#### Stated problem
Every line below that holds the string "Amount" should be copied out.
━━━ Data provided ━━━
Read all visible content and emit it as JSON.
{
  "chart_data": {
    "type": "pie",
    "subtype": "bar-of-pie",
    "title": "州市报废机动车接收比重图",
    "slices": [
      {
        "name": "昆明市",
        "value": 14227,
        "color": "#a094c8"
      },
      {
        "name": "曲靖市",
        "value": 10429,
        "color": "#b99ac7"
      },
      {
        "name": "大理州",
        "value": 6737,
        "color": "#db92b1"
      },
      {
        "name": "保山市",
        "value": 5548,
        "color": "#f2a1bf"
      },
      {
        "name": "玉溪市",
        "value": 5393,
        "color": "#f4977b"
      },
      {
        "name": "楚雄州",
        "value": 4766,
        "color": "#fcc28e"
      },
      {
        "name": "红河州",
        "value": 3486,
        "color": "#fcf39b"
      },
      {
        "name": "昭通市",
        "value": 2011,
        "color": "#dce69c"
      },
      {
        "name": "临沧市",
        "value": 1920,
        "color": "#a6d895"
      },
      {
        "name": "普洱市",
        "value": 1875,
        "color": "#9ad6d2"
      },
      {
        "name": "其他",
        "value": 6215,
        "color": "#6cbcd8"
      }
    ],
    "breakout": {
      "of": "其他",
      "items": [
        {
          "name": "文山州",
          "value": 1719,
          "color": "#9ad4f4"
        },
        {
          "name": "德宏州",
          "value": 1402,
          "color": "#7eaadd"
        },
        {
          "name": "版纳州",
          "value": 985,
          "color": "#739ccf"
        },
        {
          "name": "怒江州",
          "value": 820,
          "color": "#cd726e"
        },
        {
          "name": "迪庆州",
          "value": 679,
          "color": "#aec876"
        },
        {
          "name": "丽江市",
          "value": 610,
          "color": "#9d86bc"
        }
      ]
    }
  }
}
━━━
━━━ Data provided ━━━
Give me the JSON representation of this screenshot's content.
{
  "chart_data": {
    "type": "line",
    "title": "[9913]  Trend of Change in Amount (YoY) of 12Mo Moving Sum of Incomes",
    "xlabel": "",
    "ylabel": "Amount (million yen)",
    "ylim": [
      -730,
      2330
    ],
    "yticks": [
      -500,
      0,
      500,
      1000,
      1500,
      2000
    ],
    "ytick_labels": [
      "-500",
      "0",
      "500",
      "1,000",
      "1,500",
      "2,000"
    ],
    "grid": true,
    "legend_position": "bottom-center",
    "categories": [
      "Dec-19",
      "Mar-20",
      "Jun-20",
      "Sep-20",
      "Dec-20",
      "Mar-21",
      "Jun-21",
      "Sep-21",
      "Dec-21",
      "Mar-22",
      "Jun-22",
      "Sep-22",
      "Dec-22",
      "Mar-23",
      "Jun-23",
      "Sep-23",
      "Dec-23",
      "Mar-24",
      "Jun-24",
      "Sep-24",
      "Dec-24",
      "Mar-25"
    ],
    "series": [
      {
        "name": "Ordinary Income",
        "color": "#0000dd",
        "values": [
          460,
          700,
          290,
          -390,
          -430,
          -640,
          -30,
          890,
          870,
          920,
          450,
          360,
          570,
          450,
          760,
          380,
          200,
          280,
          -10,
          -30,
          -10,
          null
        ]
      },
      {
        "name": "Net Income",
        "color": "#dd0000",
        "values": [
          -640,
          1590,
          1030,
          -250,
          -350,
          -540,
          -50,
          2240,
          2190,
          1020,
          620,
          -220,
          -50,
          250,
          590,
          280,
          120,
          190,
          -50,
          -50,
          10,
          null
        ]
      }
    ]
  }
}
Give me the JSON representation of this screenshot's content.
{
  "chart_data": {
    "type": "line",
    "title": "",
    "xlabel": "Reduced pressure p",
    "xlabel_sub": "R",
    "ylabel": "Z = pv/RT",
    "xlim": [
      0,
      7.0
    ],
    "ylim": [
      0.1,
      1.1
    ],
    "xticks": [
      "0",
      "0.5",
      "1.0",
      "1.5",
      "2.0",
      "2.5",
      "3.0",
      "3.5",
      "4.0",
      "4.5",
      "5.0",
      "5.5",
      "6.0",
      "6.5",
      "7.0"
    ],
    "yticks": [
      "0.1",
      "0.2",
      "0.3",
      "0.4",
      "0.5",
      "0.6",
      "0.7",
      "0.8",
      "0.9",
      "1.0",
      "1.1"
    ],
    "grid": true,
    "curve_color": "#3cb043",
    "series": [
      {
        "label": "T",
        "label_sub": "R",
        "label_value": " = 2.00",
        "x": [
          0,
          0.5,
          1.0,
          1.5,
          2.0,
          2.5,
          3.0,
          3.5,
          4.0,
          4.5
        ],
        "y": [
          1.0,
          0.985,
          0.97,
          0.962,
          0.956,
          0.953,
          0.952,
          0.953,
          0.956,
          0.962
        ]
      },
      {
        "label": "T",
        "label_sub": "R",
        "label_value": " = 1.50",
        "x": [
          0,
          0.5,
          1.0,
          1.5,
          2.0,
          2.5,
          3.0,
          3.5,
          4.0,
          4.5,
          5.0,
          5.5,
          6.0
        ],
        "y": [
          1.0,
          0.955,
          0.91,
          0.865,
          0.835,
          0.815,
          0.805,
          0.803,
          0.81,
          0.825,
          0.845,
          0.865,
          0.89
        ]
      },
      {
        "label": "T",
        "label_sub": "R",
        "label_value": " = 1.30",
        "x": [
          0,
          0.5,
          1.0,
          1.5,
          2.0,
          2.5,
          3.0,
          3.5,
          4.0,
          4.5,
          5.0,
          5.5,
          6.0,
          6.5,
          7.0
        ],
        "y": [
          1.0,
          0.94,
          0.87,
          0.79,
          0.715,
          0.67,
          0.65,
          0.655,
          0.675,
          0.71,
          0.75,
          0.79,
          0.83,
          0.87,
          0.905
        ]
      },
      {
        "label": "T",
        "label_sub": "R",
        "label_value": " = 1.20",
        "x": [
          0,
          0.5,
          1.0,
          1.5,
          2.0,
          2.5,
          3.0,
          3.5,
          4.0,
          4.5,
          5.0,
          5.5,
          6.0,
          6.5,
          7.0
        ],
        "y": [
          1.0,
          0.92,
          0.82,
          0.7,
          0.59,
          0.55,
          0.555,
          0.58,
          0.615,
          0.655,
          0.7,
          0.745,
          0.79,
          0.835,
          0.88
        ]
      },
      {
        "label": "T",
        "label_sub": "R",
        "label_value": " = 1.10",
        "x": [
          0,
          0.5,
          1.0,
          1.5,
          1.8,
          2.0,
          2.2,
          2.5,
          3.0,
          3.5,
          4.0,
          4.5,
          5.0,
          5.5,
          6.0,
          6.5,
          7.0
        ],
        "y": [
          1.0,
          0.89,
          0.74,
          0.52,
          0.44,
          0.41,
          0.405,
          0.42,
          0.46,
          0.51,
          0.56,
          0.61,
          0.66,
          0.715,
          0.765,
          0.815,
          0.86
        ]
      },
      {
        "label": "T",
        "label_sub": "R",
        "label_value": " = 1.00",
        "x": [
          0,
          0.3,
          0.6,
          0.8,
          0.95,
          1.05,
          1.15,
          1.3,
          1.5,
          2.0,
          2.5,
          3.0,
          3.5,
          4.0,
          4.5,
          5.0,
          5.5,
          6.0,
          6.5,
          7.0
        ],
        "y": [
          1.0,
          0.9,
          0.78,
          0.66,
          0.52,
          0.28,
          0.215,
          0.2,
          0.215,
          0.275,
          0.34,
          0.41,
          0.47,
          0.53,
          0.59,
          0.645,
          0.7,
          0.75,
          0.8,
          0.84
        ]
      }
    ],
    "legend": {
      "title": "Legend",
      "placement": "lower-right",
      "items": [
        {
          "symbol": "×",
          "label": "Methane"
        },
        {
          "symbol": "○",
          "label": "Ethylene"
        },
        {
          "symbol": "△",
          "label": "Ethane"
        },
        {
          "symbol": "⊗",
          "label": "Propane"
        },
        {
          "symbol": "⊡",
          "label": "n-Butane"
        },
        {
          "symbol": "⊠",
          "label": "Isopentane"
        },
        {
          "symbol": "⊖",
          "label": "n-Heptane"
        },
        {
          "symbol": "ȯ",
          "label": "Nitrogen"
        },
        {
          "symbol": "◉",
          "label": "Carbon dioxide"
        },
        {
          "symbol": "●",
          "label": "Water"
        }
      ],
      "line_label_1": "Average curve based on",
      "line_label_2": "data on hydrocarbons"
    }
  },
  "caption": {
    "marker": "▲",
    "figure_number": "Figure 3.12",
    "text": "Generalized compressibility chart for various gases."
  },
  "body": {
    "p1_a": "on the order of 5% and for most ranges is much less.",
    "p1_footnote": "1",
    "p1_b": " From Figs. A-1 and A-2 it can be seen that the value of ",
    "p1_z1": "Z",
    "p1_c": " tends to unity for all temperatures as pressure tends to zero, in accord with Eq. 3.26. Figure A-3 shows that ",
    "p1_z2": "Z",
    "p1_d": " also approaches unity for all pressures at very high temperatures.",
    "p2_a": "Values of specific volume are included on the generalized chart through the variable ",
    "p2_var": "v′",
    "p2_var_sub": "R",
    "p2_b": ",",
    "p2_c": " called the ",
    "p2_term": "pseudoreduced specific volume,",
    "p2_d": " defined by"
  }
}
━━━
#### Solution for this exercise
    "title": "[9913]  Trend of Change in Amount (YoY) of 12Mo Moving Sum of Incomes",
    "ylabel": "Amount (million yen)",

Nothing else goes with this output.